### [Exercise instructions]
Search the material for the word "Comunità" and copy each line that holds it.

### [Task material]
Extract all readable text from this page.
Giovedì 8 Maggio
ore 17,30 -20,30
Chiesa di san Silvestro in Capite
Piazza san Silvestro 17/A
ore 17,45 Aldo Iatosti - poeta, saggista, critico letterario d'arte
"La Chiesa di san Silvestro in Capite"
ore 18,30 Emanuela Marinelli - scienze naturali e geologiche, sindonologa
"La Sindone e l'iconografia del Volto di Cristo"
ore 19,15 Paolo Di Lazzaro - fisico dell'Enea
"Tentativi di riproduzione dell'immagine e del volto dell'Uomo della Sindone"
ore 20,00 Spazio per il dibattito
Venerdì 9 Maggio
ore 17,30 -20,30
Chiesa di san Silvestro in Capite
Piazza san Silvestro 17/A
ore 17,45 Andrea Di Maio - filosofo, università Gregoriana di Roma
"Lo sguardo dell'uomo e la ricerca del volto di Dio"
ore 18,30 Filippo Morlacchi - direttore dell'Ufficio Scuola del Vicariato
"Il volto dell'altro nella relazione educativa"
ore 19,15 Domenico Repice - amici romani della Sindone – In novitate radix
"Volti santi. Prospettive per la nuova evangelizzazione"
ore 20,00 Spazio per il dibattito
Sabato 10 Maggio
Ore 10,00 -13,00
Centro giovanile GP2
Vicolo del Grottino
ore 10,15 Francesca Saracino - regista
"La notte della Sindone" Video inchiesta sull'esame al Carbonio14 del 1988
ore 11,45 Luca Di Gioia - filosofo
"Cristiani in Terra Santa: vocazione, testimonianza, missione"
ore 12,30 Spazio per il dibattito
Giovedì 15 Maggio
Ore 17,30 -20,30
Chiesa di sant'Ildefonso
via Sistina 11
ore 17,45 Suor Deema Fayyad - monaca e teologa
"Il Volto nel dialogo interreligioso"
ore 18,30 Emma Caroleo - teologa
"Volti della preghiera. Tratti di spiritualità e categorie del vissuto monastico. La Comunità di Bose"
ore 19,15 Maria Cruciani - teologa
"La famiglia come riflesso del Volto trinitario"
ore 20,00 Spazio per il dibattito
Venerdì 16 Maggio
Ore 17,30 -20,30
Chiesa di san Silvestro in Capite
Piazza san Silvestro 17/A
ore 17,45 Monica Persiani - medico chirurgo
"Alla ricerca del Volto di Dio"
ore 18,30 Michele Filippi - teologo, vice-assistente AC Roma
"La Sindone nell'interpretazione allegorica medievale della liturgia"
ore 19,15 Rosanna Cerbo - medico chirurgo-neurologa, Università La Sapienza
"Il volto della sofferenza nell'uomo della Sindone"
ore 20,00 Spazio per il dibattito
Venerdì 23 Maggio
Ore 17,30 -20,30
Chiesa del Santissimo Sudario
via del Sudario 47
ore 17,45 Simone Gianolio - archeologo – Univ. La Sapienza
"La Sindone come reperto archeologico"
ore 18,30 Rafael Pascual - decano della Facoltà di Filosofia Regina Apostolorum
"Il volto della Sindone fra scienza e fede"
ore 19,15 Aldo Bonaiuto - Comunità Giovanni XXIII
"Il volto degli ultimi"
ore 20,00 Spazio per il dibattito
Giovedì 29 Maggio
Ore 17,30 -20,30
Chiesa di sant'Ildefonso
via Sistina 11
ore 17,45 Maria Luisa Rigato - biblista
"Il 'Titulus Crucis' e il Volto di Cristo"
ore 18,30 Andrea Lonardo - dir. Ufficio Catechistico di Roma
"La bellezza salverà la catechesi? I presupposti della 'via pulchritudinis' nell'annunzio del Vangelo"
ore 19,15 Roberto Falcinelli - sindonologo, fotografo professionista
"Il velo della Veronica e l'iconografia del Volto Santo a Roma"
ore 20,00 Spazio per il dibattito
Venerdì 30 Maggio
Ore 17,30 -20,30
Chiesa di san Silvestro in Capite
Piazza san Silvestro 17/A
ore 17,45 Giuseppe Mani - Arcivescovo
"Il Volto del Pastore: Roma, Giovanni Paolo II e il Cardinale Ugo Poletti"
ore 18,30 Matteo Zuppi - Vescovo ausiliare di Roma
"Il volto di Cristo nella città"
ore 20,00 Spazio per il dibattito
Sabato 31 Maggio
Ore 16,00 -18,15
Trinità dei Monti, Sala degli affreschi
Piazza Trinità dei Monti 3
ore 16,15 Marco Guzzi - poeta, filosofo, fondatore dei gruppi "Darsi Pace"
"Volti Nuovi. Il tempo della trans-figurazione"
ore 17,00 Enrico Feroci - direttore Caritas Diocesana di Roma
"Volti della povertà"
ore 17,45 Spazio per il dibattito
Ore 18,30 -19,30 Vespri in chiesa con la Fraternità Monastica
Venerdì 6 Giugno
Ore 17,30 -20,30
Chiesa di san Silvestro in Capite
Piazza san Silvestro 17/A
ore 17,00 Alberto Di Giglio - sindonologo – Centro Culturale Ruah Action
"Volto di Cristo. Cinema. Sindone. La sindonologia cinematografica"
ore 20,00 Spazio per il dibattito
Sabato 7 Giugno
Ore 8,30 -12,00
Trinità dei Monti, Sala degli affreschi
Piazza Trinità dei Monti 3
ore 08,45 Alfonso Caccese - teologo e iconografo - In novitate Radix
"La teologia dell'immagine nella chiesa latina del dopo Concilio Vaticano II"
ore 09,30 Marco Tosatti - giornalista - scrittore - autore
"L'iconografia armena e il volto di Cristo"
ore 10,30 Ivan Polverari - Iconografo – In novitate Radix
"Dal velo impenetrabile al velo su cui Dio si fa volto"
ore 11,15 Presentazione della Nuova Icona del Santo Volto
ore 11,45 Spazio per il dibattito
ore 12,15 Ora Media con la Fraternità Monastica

### [Solution]
"Volti della preghiera. Tratti di spiritualità e categorie del vissuto monastico. La Comunità di Bose"
ore 19,15 Aldo Bonaiuto - Comunità Giovanni XXIII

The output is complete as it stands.